* _Instructions for the task_:
Which lines below hold the word "Signature"? Report each one.
%%
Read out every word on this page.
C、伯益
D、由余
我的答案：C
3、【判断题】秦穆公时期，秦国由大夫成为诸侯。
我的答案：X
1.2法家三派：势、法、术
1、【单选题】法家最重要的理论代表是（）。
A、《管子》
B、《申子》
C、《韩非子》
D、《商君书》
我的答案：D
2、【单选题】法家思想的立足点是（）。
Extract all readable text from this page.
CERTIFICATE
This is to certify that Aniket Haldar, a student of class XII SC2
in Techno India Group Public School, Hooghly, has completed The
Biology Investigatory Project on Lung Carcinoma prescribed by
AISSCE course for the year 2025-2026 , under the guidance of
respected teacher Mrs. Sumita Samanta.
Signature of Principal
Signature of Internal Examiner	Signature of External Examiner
%%
* _Output for this exercise_:
Signature of Principal
Signature of Internal Examiner	Signature of External Examiner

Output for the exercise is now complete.